**STATED TASK**
Pull out every line below that holds the word "María".

──────── DATA TO USE

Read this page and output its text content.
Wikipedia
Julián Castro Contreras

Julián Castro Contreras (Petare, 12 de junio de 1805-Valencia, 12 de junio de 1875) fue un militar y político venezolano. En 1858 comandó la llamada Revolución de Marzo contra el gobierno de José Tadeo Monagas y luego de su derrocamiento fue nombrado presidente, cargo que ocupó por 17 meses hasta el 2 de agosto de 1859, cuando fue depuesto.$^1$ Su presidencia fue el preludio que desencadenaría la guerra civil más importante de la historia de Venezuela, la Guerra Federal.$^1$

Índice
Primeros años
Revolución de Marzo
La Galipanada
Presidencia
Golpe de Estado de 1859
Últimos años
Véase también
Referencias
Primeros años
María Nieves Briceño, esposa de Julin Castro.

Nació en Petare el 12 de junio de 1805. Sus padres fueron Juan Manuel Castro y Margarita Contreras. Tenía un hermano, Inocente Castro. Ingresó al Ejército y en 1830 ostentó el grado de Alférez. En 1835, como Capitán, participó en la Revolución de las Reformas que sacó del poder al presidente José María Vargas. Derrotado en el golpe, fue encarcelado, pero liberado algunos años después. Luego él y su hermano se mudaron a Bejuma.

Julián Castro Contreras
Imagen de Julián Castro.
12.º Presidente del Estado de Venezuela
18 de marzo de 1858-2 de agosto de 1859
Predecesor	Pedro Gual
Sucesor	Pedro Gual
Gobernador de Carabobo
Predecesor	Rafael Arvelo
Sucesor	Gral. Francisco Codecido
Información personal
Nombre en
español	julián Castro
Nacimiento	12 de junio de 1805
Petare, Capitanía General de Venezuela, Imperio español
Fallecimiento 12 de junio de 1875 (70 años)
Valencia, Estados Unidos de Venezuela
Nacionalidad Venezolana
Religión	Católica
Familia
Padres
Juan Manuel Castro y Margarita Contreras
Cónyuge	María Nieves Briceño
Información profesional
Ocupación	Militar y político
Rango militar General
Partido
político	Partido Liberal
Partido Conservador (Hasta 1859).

────────────────

**WORKED ANSWER**
María Nieves Briceño, esposa de Julin Castro.
Nació en Petare el 12 de junio de 1805. Sus padres fueron Juan Manuel Castro y Margarita Contreras. Tenía un hermano, Inocente Castro. Ingresó al Ejército y en 1830 ostentó el grado de Alférez. En 1835, como Capitán, participó en la Revolución de las Reformas que sacó del poder al presidente José María Vargas. Derrotado en el golpe, fue encarcelado, pero liberado algunos años después. Luego él y su hermano se mudaron a Bejuma.
Cónyuge	María Nieves Briceño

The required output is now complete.